Green Lantern: New Guardians
I like Kyle Rayner. Maybe it's because I don't really like Hal but I've often found Kyle to be a more interesting Lantern than his predecessor. He's an artist, which works well with the whole 'ring construct' idea, and it makes him easier to empathise with than the usual 'cop or army guy turned hero' thing we have with Hal. As such when I heard that Kyle was getting his own series where he was part of a team of Lanterns from each colour Corps I thought it could be kind of cool. The reintroduction of Kyle's backstory and his public perception as one of the "secondary" human Lanterns was interesting enough. My main complaint would be that the issue felt like so much introduction. I was hoping the all-Corps Lantern team would get going straight away. However, a good deal of space is spent showing various other Lanterns losing their rings. While it's slightly amusing and kind of disturbing to see how utterly without hope most Lanterns would be if they lost access to their one source of power it does feel like it takes us a while to get to where we need to go. Nonetheless it's good enough for Kyle and the concept alone and I'm looking forward to what happens once the premise has been firmly established.

Given data:
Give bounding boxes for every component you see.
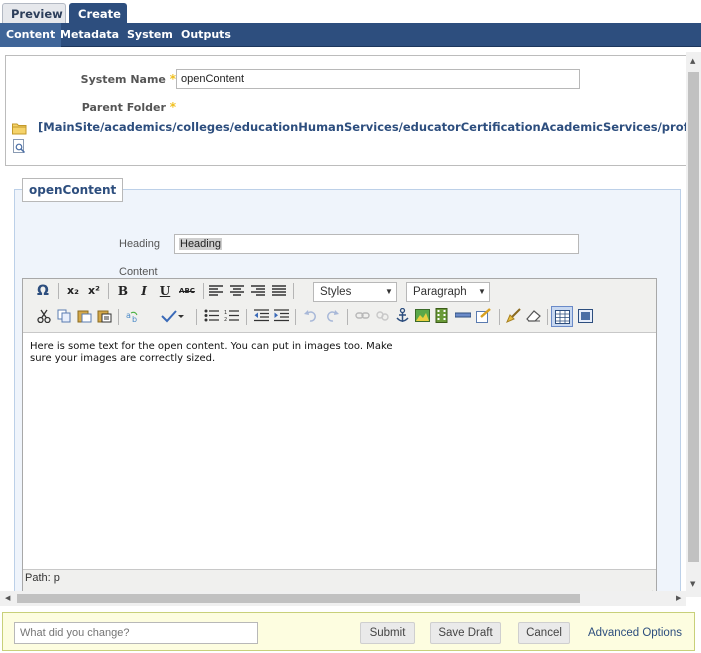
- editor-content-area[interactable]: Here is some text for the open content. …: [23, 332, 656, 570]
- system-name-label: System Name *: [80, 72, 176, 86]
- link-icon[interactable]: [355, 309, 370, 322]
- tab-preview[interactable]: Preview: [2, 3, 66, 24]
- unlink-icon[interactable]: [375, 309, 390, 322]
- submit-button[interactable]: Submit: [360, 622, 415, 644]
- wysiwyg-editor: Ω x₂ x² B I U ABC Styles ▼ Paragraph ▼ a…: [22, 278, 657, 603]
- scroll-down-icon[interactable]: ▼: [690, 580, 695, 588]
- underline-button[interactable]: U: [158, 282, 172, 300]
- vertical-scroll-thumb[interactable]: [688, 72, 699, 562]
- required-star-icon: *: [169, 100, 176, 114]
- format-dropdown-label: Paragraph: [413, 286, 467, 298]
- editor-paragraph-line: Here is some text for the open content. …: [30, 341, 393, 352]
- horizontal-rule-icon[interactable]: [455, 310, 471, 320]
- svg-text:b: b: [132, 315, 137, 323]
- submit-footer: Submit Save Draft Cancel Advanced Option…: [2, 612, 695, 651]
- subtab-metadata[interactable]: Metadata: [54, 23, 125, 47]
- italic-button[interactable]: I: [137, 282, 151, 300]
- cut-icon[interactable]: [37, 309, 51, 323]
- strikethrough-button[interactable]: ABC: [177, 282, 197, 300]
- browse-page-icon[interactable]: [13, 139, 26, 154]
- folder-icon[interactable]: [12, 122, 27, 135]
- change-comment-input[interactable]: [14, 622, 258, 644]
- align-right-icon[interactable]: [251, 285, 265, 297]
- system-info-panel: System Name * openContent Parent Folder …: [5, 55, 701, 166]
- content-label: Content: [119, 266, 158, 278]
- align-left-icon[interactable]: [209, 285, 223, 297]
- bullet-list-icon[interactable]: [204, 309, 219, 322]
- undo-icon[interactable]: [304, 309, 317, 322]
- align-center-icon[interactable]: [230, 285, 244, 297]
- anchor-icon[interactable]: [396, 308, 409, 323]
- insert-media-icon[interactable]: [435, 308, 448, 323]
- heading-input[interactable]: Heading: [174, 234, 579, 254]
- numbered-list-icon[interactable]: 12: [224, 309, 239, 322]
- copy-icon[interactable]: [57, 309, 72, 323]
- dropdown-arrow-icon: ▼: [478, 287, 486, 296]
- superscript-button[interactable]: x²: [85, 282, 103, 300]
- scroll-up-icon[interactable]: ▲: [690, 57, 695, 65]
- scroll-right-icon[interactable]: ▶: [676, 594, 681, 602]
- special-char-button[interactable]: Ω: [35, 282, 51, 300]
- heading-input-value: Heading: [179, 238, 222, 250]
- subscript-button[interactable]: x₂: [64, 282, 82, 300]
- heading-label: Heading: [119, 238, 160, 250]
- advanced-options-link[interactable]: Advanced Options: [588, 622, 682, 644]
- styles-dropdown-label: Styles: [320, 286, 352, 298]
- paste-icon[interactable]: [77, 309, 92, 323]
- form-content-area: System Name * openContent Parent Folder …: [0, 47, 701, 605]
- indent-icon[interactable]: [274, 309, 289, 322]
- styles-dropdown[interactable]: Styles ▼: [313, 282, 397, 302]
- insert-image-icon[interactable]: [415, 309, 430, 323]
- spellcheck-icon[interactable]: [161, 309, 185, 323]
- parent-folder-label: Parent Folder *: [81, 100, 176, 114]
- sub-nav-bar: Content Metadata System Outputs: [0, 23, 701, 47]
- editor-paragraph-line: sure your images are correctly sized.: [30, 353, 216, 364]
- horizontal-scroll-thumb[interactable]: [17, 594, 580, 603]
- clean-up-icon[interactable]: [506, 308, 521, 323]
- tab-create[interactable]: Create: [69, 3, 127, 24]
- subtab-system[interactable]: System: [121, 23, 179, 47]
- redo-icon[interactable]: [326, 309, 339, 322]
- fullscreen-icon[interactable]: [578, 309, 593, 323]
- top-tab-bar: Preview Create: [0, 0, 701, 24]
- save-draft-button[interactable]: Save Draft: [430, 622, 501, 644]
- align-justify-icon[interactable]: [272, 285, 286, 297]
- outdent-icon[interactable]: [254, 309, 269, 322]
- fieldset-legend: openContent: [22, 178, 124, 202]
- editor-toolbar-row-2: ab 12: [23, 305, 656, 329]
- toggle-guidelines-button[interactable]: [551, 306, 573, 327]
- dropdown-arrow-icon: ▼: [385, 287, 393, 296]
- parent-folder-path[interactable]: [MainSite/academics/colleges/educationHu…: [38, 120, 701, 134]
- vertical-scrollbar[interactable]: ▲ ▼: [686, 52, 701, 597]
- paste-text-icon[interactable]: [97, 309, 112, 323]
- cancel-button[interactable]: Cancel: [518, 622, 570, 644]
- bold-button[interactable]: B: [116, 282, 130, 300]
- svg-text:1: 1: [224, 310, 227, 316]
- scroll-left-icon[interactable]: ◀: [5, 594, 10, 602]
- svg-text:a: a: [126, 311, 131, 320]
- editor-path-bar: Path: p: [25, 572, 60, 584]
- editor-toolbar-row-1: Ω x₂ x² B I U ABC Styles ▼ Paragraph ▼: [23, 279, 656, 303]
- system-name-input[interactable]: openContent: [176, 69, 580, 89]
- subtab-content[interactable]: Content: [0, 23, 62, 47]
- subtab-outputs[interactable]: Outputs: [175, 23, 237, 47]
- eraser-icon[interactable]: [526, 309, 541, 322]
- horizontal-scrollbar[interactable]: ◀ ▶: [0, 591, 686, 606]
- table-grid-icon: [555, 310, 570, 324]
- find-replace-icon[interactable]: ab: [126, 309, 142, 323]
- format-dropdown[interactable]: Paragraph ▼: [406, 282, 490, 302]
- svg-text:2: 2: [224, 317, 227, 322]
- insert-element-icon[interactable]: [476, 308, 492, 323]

Tasks to perform:
**1)** Based on the review of Green Lantern: New Guardians, mark each statement yes or no and quote the words from the review that decide it. (a) The reviewer likes Hal more than Kyle. (b) Kyle Rayner is an artist. (c) The issue gets the all-Corps Lantern team going right away.
**2)** In the review of Green Lantern: New Guardians, what kind of team is Kyle part of in his own series?
**3)** Resume the review of Green Lantern: New Guardians after its final sentence.

Task responses:
**1)**
(a) No: "Maybe it's because I don't really like Hal but I've often found Kyle to be a more interesting Lantern than his predecessor."
(b) Yes: "He's an artist, which works well with the whole 'ring construct' idea"
(c) No: "My main complaint would be that the issue felt like so much introduction."

**2)** A team of Lanterns from each color Corps.

**3)**
Justice League
One of the big selling points for this title was that we were returning to a traditional conception of the Justice League: the traditional 'Big Seven' of Superman, Batman, Wonder Woman, Green Lantern, the Flash and Aquaman with Cyborg replacing Martian Manhunter presumably for reasons of slightly forced ethnic diversity. However it looks like we're going to have a bit of a drag before we get anywhere, because for all intents and purposes this first issue is a Batman and Green Lantern story with Superman not appearing until the very end and the other heroes completely absent apart from a brief and completely unrelated Cyborg scene. It's meant to be set five years before the DC Universe's present as the League comes together but it's a little too obvious that Geoff Johns just wanted to have Hal team up with Batman. I really can't think of much to say about it; it just felt like time-wasting. We really needed to see Wonder Woman, Aquaman and the Flash as well.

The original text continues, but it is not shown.